_Task description_. Reproduce all of the data word for word.

- - - - -

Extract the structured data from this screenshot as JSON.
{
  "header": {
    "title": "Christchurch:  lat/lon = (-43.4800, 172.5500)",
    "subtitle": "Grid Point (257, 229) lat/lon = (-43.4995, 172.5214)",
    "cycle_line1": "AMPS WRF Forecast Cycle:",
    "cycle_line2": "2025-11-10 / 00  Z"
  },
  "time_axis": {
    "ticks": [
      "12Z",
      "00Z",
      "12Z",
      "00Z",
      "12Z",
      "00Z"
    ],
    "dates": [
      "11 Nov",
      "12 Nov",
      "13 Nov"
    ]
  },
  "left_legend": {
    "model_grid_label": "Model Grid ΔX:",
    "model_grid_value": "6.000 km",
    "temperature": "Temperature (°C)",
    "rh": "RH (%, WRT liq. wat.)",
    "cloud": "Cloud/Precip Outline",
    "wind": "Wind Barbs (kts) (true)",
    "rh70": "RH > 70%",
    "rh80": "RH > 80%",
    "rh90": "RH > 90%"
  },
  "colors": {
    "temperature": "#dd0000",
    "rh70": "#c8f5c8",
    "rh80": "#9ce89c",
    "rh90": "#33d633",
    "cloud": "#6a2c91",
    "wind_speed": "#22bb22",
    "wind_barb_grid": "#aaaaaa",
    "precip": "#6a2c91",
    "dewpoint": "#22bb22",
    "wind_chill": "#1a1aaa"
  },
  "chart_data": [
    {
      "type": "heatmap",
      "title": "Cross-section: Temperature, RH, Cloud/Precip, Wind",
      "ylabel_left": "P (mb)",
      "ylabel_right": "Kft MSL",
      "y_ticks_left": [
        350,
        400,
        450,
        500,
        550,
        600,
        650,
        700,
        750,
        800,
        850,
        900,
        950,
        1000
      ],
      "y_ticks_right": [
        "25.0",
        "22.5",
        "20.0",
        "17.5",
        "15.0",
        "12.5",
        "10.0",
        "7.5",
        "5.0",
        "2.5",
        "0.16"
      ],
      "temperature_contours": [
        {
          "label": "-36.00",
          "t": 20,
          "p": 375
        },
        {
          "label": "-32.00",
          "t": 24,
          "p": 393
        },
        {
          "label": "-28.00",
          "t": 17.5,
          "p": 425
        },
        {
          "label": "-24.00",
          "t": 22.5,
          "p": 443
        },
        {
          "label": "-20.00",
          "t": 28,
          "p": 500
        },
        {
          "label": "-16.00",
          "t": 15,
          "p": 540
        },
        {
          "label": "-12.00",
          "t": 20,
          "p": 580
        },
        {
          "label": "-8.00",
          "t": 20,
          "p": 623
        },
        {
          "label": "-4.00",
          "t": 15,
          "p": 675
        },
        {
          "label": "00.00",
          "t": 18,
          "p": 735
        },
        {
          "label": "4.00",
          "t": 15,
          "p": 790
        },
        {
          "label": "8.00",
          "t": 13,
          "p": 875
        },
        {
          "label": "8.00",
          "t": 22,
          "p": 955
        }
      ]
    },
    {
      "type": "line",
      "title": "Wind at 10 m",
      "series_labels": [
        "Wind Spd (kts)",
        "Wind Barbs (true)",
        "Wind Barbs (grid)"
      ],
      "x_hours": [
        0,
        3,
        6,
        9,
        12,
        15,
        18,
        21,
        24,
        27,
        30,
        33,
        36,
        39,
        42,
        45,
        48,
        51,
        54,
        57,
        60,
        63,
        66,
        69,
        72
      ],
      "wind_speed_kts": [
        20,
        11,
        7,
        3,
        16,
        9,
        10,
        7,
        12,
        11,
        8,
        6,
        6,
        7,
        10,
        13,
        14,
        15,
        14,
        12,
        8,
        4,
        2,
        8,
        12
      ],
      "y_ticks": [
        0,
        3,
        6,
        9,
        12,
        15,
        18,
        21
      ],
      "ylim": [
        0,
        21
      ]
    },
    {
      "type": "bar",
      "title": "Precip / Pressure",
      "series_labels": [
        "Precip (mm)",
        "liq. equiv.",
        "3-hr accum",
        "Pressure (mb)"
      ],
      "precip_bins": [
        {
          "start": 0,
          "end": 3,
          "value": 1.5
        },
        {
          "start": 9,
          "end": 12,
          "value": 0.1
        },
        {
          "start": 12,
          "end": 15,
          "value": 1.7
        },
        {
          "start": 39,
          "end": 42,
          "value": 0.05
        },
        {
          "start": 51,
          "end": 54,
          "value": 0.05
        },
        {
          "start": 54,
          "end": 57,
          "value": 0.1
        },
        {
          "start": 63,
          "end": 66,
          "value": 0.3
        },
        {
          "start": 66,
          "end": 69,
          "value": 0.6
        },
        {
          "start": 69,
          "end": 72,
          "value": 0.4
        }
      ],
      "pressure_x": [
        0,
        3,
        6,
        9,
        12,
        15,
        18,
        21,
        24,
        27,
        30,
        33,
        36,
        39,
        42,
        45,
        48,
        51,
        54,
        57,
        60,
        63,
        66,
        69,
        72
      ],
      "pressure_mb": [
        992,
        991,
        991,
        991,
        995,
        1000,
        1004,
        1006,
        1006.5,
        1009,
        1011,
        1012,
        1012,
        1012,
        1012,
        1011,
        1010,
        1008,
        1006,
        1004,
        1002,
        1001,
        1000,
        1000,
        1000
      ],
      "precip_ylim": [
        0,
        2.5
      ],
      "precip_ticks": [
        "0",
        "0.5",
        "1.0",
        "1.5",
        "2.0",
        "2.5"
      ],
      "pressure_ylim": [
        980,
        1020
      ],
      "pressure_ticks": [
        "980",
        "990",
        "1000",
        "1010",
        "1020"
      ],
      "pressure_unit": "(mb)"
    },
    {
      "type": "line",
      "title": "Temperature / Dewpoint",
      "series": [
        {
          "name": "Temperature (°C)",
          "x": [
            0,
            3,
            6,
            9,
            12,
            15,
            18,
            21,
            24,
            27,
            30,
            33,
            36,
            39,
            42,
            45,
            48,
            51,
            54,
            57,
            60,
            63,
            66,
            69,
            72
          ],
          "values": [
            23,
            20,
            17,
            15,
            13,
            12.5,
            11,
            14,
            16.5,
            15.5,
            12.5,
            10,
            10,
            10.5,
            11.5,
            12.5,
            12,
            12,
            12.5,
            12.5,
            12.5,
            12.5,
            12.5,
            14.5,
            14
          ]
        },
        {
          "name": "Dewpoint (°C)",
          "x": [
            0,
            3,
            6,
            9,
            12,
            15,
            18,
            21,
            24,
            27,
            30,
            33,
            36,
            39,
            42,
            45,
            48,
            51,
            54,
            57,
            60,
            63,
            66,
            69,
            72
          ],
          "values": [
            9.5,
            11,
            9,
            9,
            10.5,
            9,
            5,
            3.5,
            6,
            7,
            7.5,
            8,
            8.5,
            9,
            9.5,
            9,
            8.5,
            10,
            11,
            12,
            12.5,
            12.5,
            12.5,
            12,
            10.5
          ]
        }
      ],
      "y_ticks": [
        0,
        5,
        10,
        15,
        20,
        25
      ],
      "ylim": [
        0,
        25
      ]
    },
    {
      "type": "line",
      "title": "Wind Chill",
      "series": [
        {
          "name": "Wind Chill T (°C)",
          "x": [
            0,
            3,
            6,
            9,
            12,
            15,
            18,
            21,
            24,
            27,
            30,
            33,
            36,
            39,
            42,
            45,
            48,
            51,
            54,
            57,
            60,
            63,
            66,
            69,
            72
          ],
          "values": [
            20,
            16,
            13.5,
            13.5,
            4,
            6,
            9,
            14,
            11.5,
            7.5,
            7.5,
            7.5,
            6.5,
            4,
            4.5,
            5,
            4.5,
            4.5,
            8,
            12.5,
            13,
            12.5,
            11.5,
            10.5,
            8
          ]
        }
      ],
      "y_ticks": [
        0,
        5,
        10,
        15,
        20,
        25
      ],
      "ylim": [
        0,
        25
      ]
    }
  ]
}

- - - - -

_In response_.
Extract the structured data from this screenshot as JSON.
{
  "header": {
    "title": "Christchurch:  lat/lon = (-43.4800, 172.5500)",
    "subtitle": "Grid Point (257, 229) lat/lon = (-43.4995, 172.5214)",
    "cycle_line1": "AMPS WRF Forecast Cycle:",
    "cycle_line2": "2025-11-10 / 00  Z"
  },
  "time_axis": {
    "ticks": [
      "12Z",
      "00Z",
      "12Z",
      "00Z",
      "12Z",
      "00Z"
    ],
    "dates": [
      "11 Nov",
      "12 Nov",
      "13 Nov"
    ]
  },
  "left_legend": {
    "model_grid_label": "Model Grid ΔX:",
    "model_grid_value": "6.000 km",
    "temperature": "Temperature (°C)",
    "rh": "RH (%, WRT liq. wat.)",
    "cloud": "Cloud/Precip Outline",
    "wind": "Wind Barbs (kts) (true)",
    "rh70": "RH > 70%",
    "rh80": "RH > 80%",
    "rh90": "RH > 90%"
  },
  "colors": {
    "temperature": "#dd0000",
    "rh70": "#c8f5c8",
    "rh80": "#9ce89c",
    "rh90": "#33d633",
    "cloud": "#6a2c91",
    "wind_speed": "#22bb22",
    "wind_barb_grid": "#aaaaaa",
    "precip": "#6a2c91",
    "dewpoint": "#22bb22",
    "wind_chill": "#1a1aaa"
  },
  "chart_data": [
    {
      "type": "heatmap",
      "title": "Cross-section: Temperature, RH, Cloud/Precip, Wind",
      "ylabel_left": "P (mb)",
      "ylabel_right": "Kft MSL",
      "y_ticks_left": [
        350,
        400,
        450,
        500,
        550,
        600,
        650,
        700,
        750,
        800,
        850,
        900,
        950,
        1000
      ],
      "y_ticks_right": [
        "25.0",
        "22.5",
        "20.0",
        "17.5",
        "15.0",
        "12.5",
        "10.0",
        "7.5",
        "5.0",
        "2.5",
        "0.16"
      ],
      "temperature_contours": [
        {
          "label": "-36.00",
          "t": 20,
          "p": 375
        },
        {
          "label": "-32.00",
          "t": 24,
          "p": 393
        },
        {
          "label": "-28.00",
          "t": 17.5,
          "p": 425
        },
        {
          "label": "-24.00",
          "t": 22.5,
          "p": 443
        },
        {
          "label": "-20.00",
          "t": 28,
          "p": 500
        },
        {
          "label": "-16.00",
          "t": 15,
          "p": 540
        },
        {
          "label": "-12.00",
          "t": 20,
          "p": 580
        },
        {
          "label": "-8.00",
          "t": 20,
          "p": 623
        },
        {
          "label": "-4.00",
          "t": 15,
          "p": 675
        },
        {
          "label": "00.00",
          "t": 18,
          "p": 735
        },
        {
          "label": "4.00",
          "t": 15,
          "p": 790
        },
        {
          "label": "8.00",
          "t": 13,
          "p": 875
        },
        {
          "label": "8.00",
          "t": 22,
          "p": 955
        }
      ]
    },
    {
      "type": "line",
      "title": "Wind at 10 m",
      "series_labels": [
        "Wind Spd (kts)",
        "Wind Barbs (true)",
        "Wind Barbs (grid)"
      ],
      "x_hours": [
        0,
        3,
        6,
        9,
        12,
        15,
        18,
        21,
        24,
        27,
        30,
        33,
        36,
        39,
        42,
        45,
        48,
        51,
        54,
        57,
        60,
        63,
        66,
        69,
        72
      ],
      "wind_speed_kts": [
        20,
        11,
        7,
        3,
        16,
        9,
        10,
        7,
        12,
        11,
        8,
        6,
        6,
        7,
        10,
        13,
        14,
        15,
        14,
        12,
        8,
        4,
        2,
        8,
        12
      ],
      "y_ticks": [
        0,
        3,
        6,
        9,
        12,
        15,
        18,
        21
      ],
      "ylim": [
        0,
        21
      ]
    },
    {
      "type": "bar",
      "title": "Precip / Pressure",
      "series_labels": [
        "Precip (mm)",
        "liq. equiv.",
        "3-hr accum",
        "Pressure (mb)"
      ],
      "precip_bins": [
        {
          "start": 0,
          "end": 3,
          "value": 1.5
        },
        {
          "start": 9,
          "end": 12,
          "value": 0.1
        },
        {
          "start": 12,
          "end": 15,
          "value": 1.7
        },
        {
          "start": 39,
          "end": 42,
          "value": 0.05
        },
        {
          "start": 51,
          "end": 54,
          "value": 0.05
        },
        {
          "start": 54,
          "end": 57,
          "value": 0.1
        },
        {
          "start": 63,
          "end": 66,
          "value": 0.3
        },
        {
          "start": 66,
          "end": 69,
          "value": 0.6
        },
        {
          "start": 69,
          "end": 72,
          "value": 0.4
        }
      ],
      "pressure_x": [
        0,
        3,
        6,
        9,
        12,
        15,
        18,
        21,
        24,
        27,
        30,
        33,
        36,
        39,
        42,
        45,
        48,
        51,
        54,
        57,
        60,
        63,
        66,
        69,
        72
      ],
      "pressure_mb": [
        992,
        991,
        991,
        991,
        995,
        1000,
        1004,
        1006,
        1006.5,
        1009,
        1011,
        1012,
        1012,
        1012,
        1012,
        1011,
        1010,
        1008,
        1006,
        1004,
        1002,
        1001,
        1000,
        1000,
        1000
      ],
      "precip_ylim": [
        0,
        2.5
      ],
      "precip_ticks": [
        "0",
        "0.5",
        "1.0",
        "1.5",
        "2.0",
        "2.5"
      ],
      "pressure_ylim": [
        980,
        1020
      ],
      "pressure_ticks": [
        "980",
        "990",
        "1000",
        "1010",
        "1020"
      ],
      "pressure_unit": "(mb)"
    },
    {
      "type": "line",
      "title": "Temperature / Dewpoint",
      "series": [
        {
          "name": "Temperature (°C)",
          "x": [
            0,
            3,
            6,
            9,
            12,
            15,
            18,
            21,
            24,
            27,
            30,
            33,
            36,
            39,
            42,
            45,
            48,
            51,
            54,
            57,
            60,
            63,
            66,
            69,
            72
          ],
          "values": [
            23,
            20,
            17,
            15,
            13,
            12.5,
            11,
            14,
            16.5,
            15.5,
            12.5,
            10,
            10,
            10.5,
            11.5,
            12.5,
            12,
            12,
            12.5,
            12.5,
            12.5,
            12.5,
            12.5,
            14.5,
            14
          ]
        },
        {
          "name": "Dewpoint (°C)",
          "x": [
            0,
            3,
            6,
            9,
            12,
            15,
            18,
            21,
            24,
            27,
            30,
            33,
            36,
            39,
            42,
            45,
            48,
            51,
            54,
            57,
            60,
            63,
            66,
            69,
            72
          ],
          "values": [
            9.5,
            11,
            9,
            9,
            10.5,
            9,
            5,
            3.5,
            6,
            7,
            7.5,
            8,
            8.5,
            9,
            9.5,
            9,
            8.5,
            10,
            11,
            12,
            12.5,
            12.5,
            12.5,
            12,
            10.5
          ]
        }
      ],
      "y_ticks": [
        0,
        5,
        10,
        15,
        20,
        25
      ],
      "ylim": [
        0,
        25
      ]
    },
    {
      "type": "line",
      "title": "Wind Chill",
      "series": [
        {
          "name": "Wind Chill T (°C)",
          "x": [
            0,
            3,
            6,
            9,
            12,
            15,
            18,
            21,
            24,
            27,
            30,
            33,
            36,
            39,
            42,
            45,
            48,
            51,
            54,
            57,
            60,
            63,
            66,
            69,
            72
          ],
          "values": [
            20,
            16,
            13.5,
            13.5,
            4,
            6,
            9,
            14,
            11.5,
            7.5,
            7.5,
            7.5,
            6.5,
            4,
            4.5,
            5,
            4.5,
            4.5,
            8,
            12.5,
            13,
            12.5,
            11.5,
            10.5,
            8
          ]
        }
      ],
      "y_ticks": [
        0,
        5,
        10,
        15,
        20,
        25
      ],
      "ylim": [
        0,
        25
      ]
    }
  ]
}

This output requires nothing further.